-- Begin --

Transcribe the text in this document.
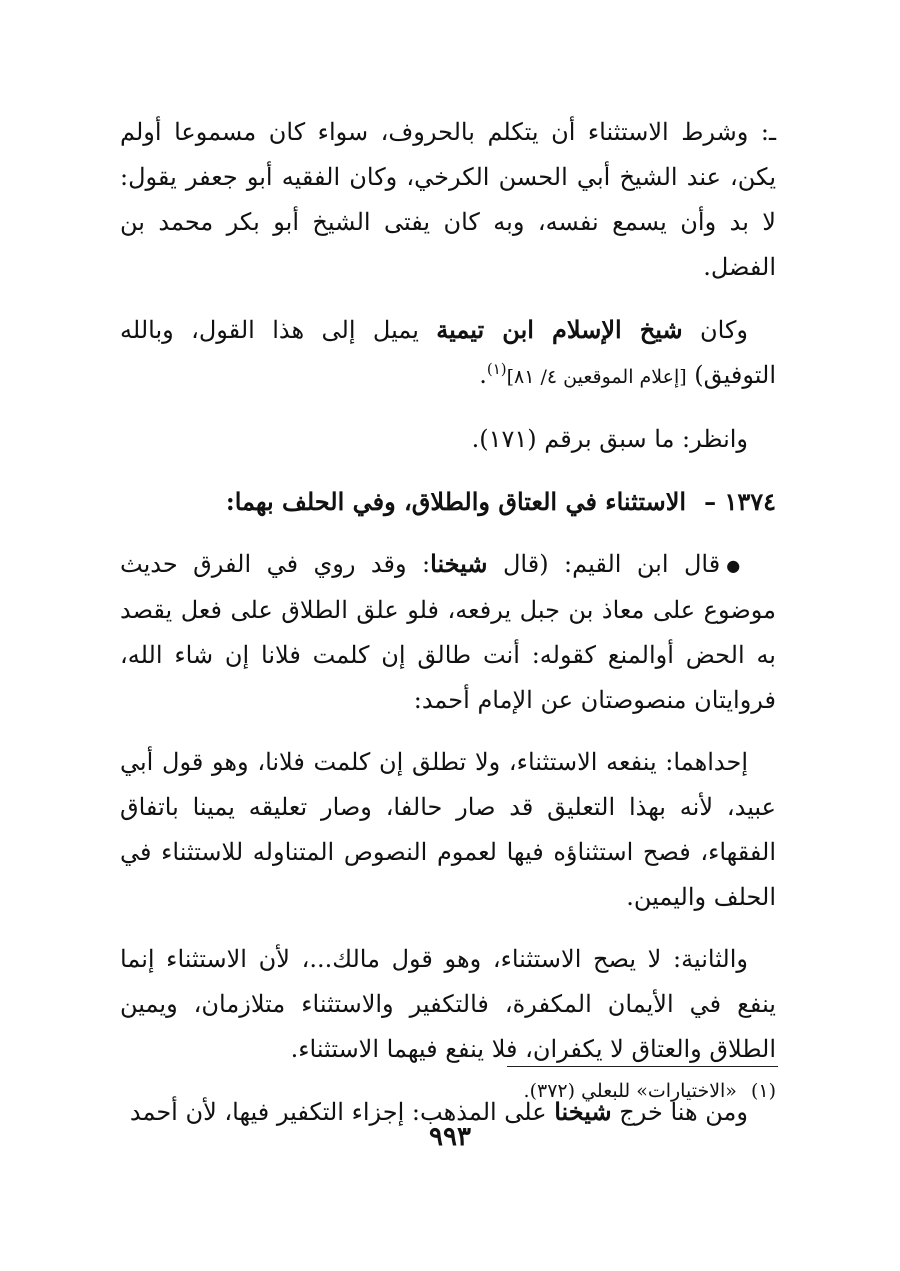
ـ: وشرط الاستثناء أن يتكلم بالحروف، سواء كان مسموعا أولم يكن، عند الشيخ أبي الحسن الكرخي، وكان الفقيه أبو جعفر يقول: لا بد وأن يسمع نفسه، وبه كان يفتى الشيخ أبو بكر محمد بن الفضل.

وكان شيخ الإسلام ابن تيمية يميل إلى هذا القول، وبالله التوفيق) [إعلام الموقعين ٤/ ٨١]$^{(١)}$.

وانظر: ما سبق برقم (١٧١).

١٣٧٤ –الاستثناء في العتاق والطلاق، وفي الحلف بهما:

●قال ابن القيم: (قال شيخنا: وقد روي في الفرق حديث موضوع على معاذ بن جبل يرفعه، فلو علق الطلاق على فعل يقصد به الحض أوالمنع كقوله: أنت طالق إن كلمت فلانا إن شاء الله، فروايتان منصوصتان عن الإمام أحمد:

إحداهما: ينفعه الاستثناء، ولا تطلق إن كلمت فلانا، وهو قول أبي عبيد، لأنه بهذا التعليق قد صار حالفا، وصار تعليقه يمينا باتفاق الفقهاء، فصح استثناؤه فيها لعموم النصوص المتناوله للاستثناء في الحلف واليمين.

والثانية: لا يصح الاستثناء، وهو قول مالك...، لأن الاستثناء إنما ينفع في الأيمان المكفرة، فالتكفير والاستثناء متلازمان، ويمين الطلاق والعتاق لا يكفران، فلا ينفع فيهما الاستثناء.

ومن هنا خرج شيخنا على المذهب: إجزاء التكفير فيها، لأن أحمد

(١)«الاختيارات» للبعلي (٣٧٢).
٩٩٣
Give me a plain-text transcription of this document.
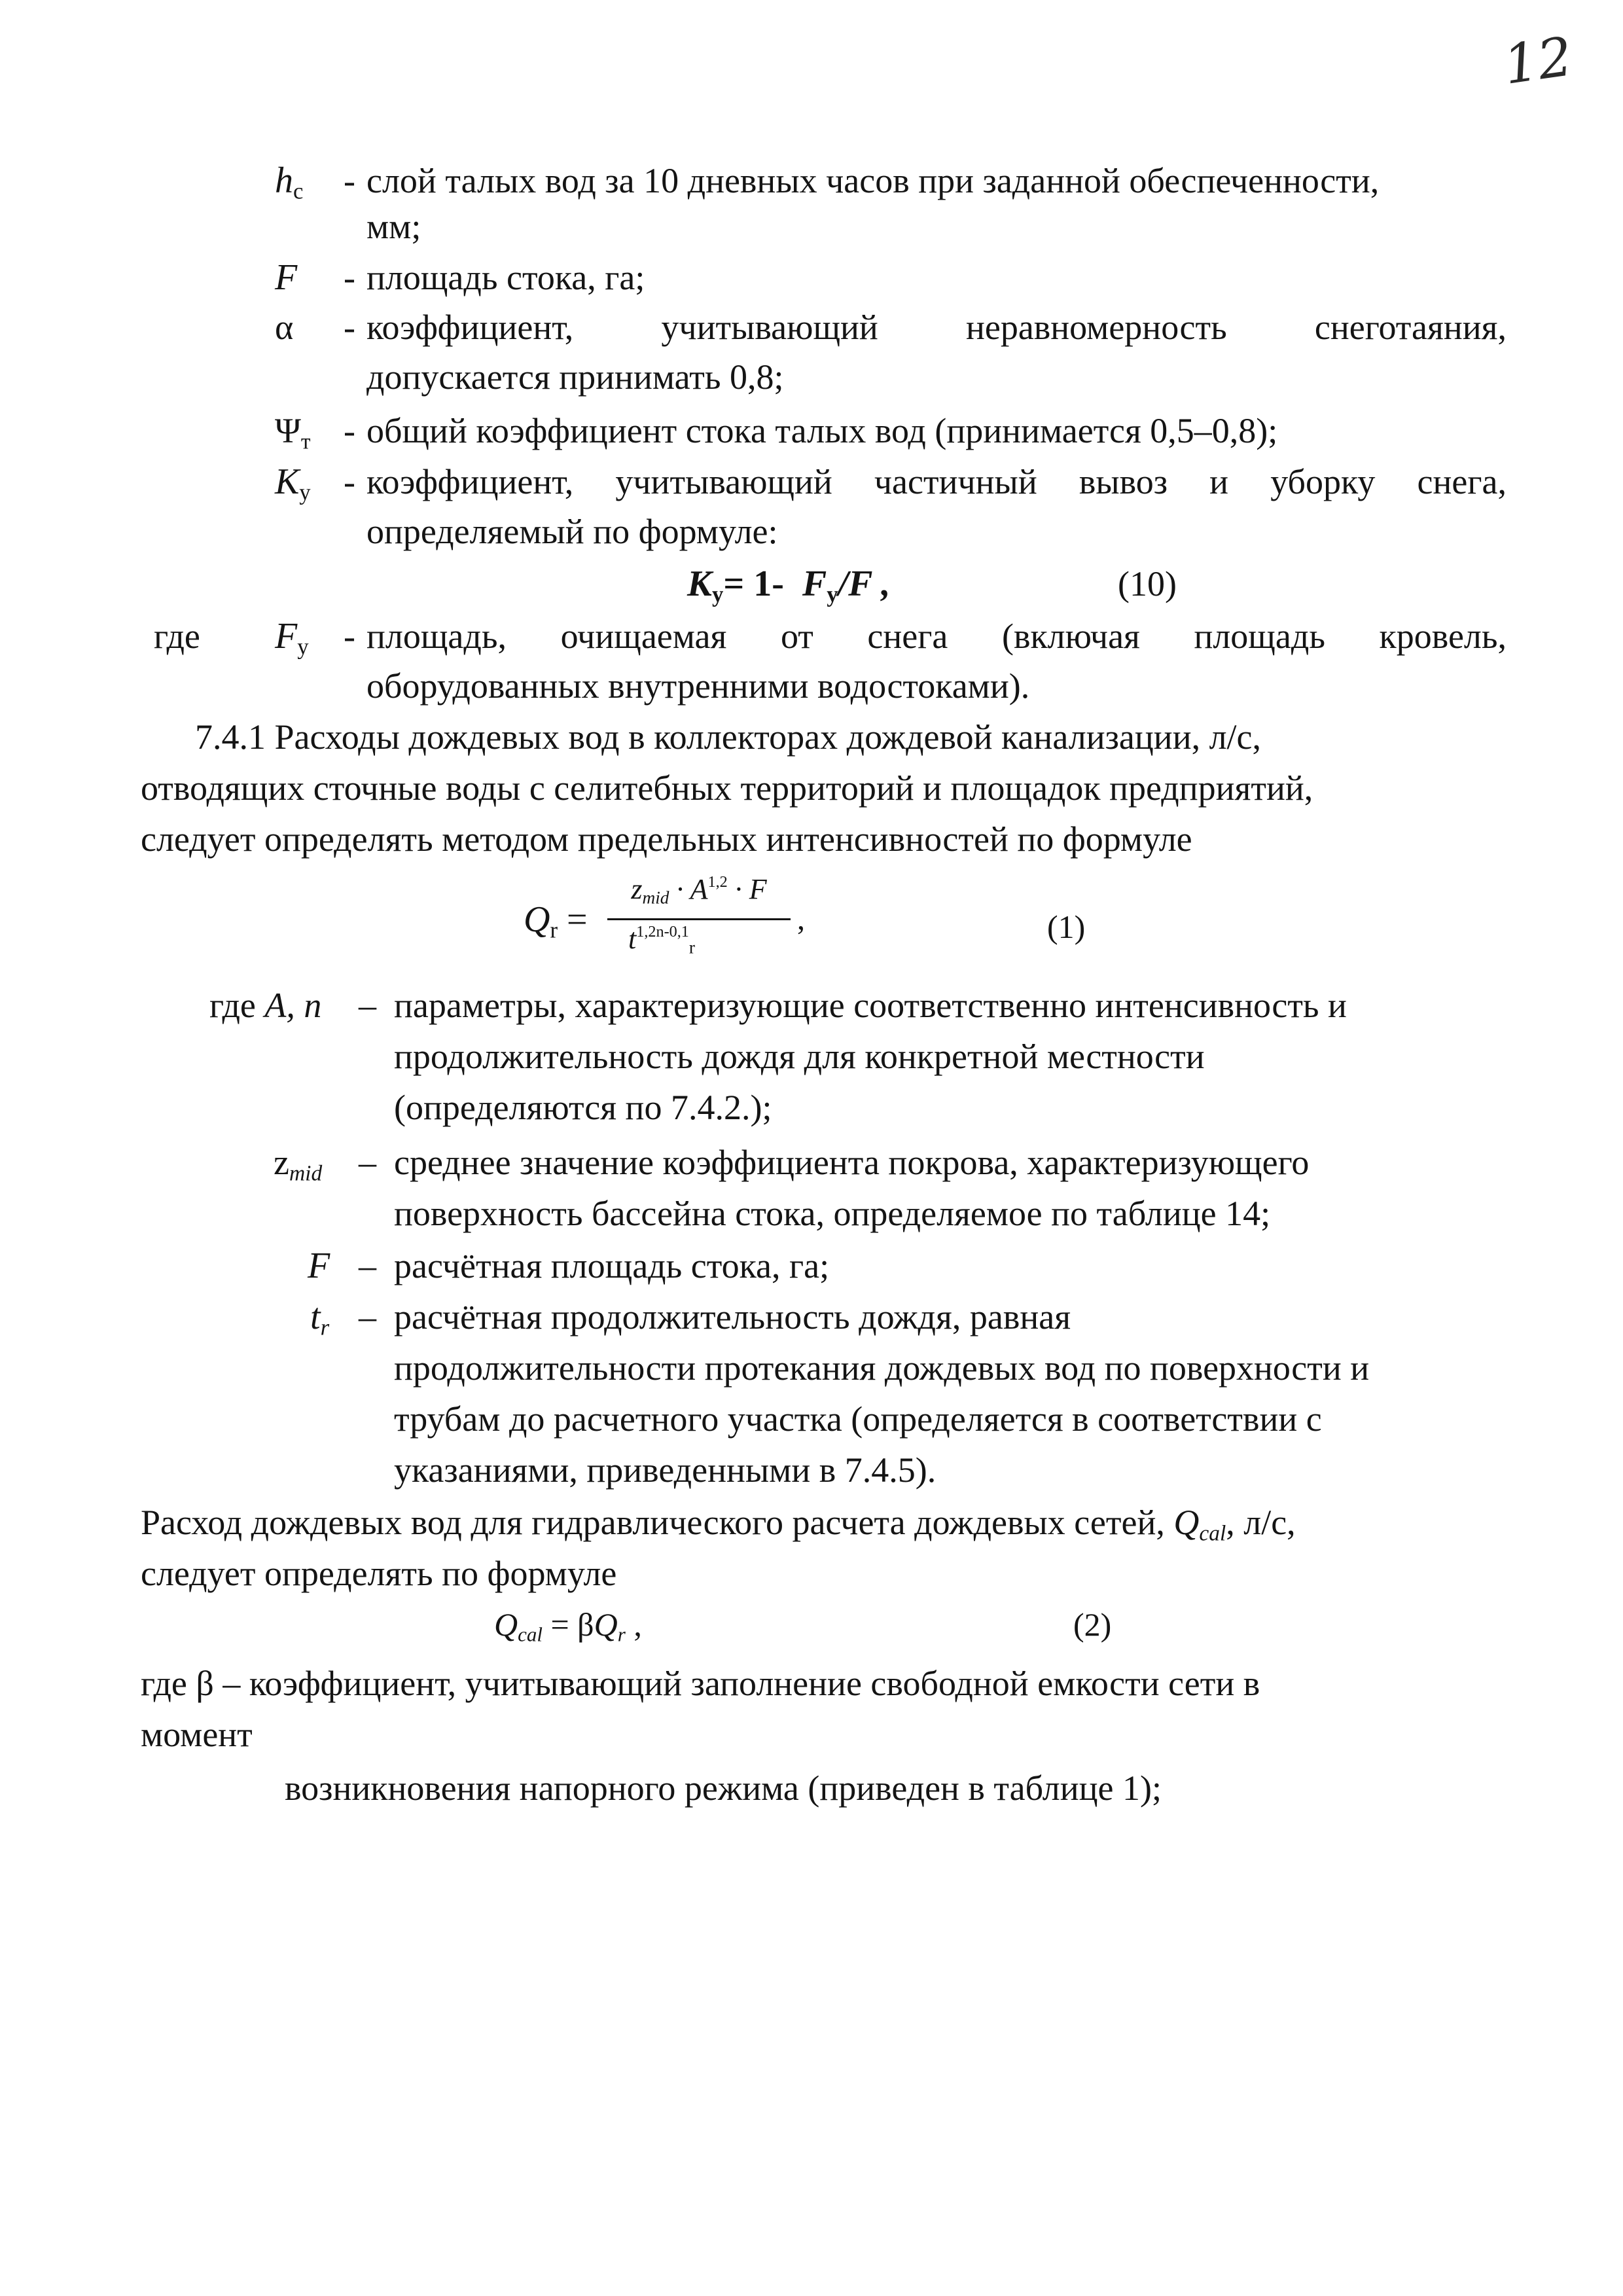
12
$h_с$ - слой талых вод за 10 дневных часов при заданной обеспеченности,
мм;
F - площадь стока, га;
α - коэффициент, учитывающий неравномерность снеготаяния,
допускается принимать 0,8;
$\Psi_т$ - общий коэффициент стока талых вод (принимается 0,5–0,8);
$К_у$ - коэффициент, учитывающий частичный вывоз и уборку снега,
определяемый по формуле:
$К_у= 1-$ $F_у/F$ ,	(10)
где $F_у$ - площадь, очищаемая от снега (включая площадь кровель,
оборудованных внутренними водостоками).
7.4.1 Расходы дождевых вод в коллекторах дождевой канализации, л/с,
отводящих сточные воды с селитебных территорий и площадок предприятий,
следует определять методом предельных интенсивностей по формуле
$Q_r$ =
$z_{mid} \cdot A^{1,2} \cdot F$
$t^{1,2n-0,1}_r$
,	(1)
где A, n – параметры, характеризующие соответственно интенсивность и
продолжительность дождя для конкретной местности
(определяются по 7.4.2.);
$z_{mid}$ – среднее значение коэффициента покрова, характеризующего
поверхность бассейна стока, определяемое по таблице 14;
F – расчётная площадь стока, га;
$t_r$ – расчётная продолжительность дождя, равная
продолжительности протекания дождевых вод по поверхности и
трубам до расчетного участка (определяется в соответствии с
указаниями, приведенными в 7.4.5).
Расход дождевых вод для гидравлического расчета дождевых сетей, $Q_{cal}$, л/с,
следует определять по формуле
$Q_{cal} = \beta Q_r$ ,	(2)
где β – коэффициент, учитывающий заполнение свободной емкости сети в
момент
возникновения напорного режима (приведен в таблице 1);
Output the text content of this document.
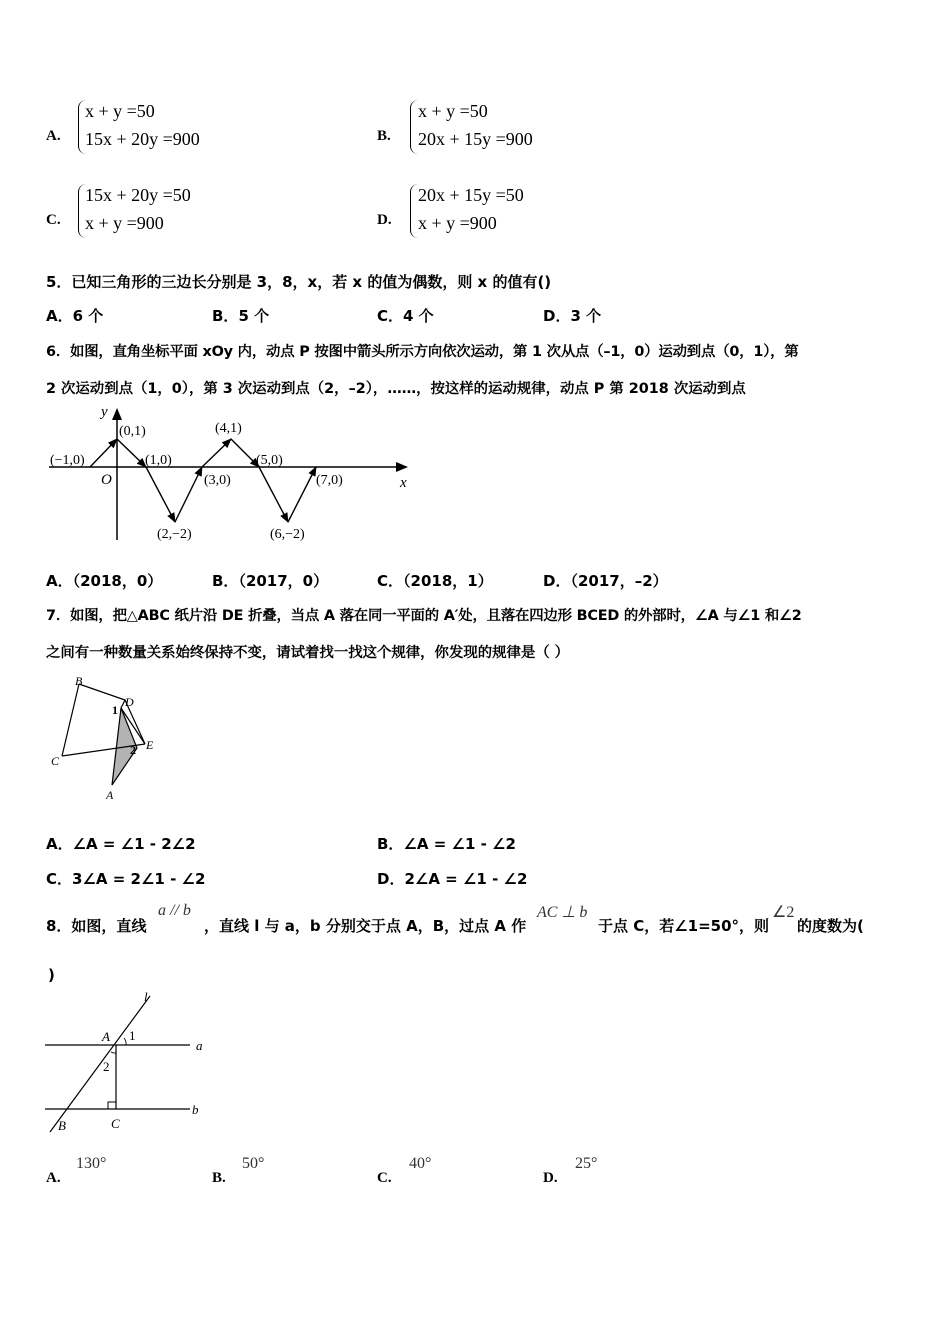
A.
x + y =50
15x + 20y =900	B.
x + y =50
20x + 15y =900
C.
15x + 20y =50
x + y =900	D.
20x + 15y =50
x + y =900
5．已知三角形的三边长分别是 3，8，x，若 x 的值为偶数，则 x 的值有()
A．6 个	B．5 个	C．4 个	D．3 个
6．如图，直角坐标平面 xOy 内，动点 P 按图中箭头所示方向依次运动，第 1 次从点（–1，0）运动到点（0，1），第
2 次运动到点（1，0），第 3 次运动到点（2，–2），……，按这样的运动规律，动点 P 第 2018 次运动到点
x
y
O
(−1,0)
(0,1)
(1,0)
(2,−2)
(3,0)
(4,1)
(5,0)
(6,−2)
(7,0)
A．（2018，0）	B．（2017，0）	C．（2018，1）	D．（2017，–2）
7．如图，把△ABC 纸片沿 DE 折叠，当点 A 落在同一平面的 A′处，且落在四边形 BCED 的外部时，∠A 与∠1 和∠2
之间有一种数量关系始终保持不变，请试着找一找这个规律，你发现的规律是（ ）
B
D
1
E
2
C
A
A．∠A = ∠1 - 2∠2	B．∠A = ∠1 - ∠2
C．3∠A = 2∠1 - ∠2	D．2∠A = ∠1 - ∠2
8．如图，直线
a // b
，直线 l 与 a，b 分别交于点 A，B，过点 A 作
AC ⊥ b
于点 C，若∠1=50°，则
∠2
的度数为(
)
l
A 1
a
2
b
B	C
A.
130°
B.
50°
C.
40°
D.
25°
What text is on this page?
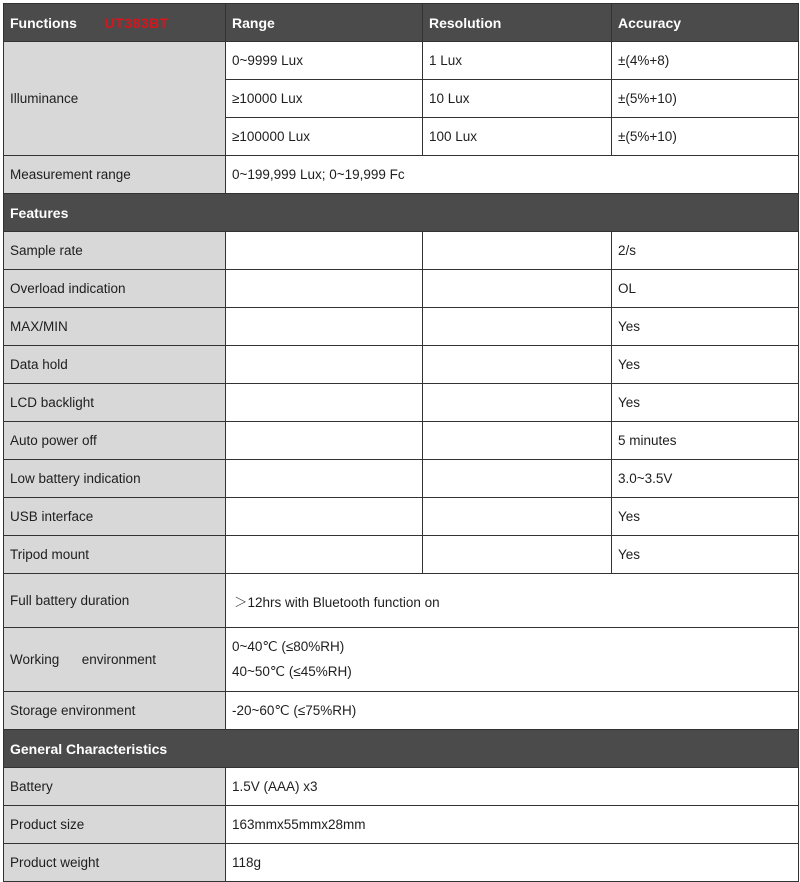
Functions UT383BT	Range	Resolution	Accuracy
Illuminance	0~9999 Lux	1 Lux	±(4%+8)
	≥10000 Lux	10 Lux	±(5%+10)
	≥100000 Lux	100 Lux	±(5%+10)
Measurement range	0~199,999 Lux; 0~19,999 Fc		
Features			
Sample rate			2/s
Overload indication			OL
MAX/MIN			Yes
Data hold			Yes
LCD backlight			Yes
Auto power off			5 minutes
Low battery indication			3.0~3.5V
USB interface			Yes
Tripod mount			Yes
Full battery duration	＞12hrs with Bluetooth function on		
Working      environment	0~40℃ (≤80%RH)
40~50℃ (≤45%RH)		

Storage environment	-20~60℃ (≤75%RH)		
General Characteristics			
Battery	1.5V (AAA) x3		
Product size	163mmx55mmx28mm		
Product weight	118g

-- End --

*What is needed*. Each line of the data should be quoted exactly, with pictures left out.

*Response to the exercise*.
Transcribe the text in this document.
ـ: وشرط الاستثناء أن يتكلم بالحروف، سواء كان مسموعا أولم يكن، عند الشيخ أبي الحسن الكرخي، وكان الفقيه أبو جعفر يقول: لا بد وأن يسمع نفسه، وبه كان يفتى الشيخ أبو بكر محمد بن الفضل.

وكان شيخ الإسلام ابن تيمية يميل إلى هذا القول، وبالله التوفيق) [إعلام الموقعين ٤/ ٨١]$^{(١)}$.

وانظر: ما سبق برقم (١٧١).

١٣٧٤ –الاستثناء في العتاق والطلاق، وفي الحلف بهما:

●قال ابن القيم: (قال شيخنا: وقد روي في الفرق حديث موضوع على معاذ بن جبل يرفعه، فلو علق الطلاق على فعل يقصد به الحض أوالمنع كقوله: أنت طالق إن كلمت فلانا إن شاء الله، فروايتان منصوصتان عن الإمام أحمد:

إحداهما: ينفعه الاستثناء، ولا تطلق إن كلمت فلانا، وهو قول أبي عبيد، لأنه بهذا التعليق قد صار حالفا، وصار تعليقه يمينا باتفاق الفقهاء، فصح استثناؤه فيها لعموم النصوص المتناوله للاستثناء في الحلف واليمين.

والثانية: لا يصح الاستثناء، وهو قول مالك...، لأن الاستثناء إنما ينفع في الأيمان المكفرة، فالتكفير والاستثناء متلازمان، ويمين الطلاق والعتاق لا يكفران، فلا ينفع فيهما الاستثناء.

ومن هنا خرج شيخنا على المذهب: إجزاء التكفير فيها، لأن أحمد

(١)«الاختيارات» للبعلي (٣٧٢).
٩٩٣
Give me a plain-text transcription of this document.
12
$h_с$ - слой талых вод за 10 дневных часов при заданной обеспеченности,
мм;
F - площадь стока, га;
α - коэффициент, учитывающий неравномерность снеготаяния,
допускается принимать 0,8;
$\Psi_т$ - общий коэффициент стока талых вод (принимается 0,5–0,8);
$К_у$ - коэффициент, учитывающий частичный вывоз и уборку снега,
определяемый по формуле:
$К_у= 1-$ $F_у/F$ ,	(10)
где $F_у$ - площадь, очищаемая от снега (включая площадь кровель,
оборудованных внутренними водостоками).
7.4.1 Расходы дождевых вод в коллекторах дождевой канализации, л/с,
отводящих сточные воды с селитебных территорий и площадок предприятий,
следует определять методом предельных интенсивностей по формуле
$Q_r$ =
$z_{mid} \cdot A^{1,2} \cdot F$
$t^{1,2n-0,1}_r$
,	(1)
где A, n – параметры, характеризующие соответственно интенсивность и
продолжительность дождя для конкретной местности
(определяются по 7.4.2.);
$z_{mid}$ – среднее значение коэффициента покрова, характеризующего
поверхность бассейна стока, определяемое по таблице 14;
F – расчётная площадь стока, га;
$t_r$ – расчётная продолжительность дождя, равная
продолжительности протекания дождевых вод по поверхности и
трубам до расчетного участка (определяется в соответствии с
указаниями, приведенными в 7.4.5).
Расход дождевых вод для гидравлического расчета дождевых сетей, $Q_{cal}$, л/с,
следует определять по формуле
$Q_{cal} = \beta Q_r$ ,	(2)
где β – коэффициент, учитывающий заполнение свободной емкости сети в
момент
возникновения напорного режима (приведен в таблице 1);
Output the text content of this document.
A.
x + y =50
15x + 20y =900	B.
x + y =50
20x + 15y =900
C.
15x + 20y =50
x + y =900	D.
20x + 15y =50
x + y =900
5．已知三角形的三边长分别是 3，8，x，若 x 的值为偶数，则 x 的值有()
A．6 个	B．5 个	C．4 个	D．3 个
6．如图，直角坐标平面 xOy 内，动点 P 按图中箭头所示方向依次运动，第 1 次从点（–1，0）运动到点（0，1），第
2 次运动到点（1，0），第 3 次运动到点（2，–2），……，按这样的运动规律，动点 P 第 2018 次运动到点
x
y
O
(−1,0)
(0,1)
(1,0)
(2,−2)
(3,0)
(4,1)
(5,0)
(6,−2)
(7,0)
A．（2018，0）	B．（2017，0）	C．（2018，1）	D．（2017，–2）
7．如图，把△ABC 纸片沿 DE 折叠，当点 A 落在同一平面的 A′处，且落在四边形 BCED 的外部时，∠A 与∠1 和∠2
之间有一种数量关系始终保持不变，请试着找一找这个规律，你发现的规律是（ ）
B
D
1
E
2
C
A
A．∠A = ∠1 - 2∠2	B．∠A = ∠1 - ∠2
C．3∠A = 2∠1 - ∠2	D．2∠A = ∠1 - ∠2
8．如图，直线
a // b
，直线 l 与 a，b 分别交于点 A，B，过点 A 作
AC ⊥ b
于点 C，若∠1=50°，则
∠2
的度数为(
)
l
A 1
a
2
b
B	C
A.
130°
B.
50°
C.
40°
D.
25°
What text is on this page?
Functions UT383BT	Range	Resolution	Accuracy
Illuminance	0~9999 Lux	1 Lux	±(4%+8)
	≥10000 Lux	10 Lux	±(5%+10)
	≥100000 Lux	100 Lux	±(5%+10)
Measurement range	0~199,999 Lux; 0~19,999 Fc		
Features			
Sample rate			2/s
Overload indication			OL
MAX/MIN			Yes
Data hold			Yes
LCD backlight			Yes
Auto power off			5 minutes
Low battery indication			3.0~3.5V
USB interface			Yes
Tripod mount			Yes
Full battery duration	＞12hrs with Bluetooth function on		
Working      environment	0~40℃ (≤80%RH)
40~50℃ (≤45%RH)		

Storage environment	-20~60℃ (≤75%RH)		
General Characteristics			
Battery	1.5V (AAA) x3		
Product size	163mmx55mmx28mm		
Product weight	118g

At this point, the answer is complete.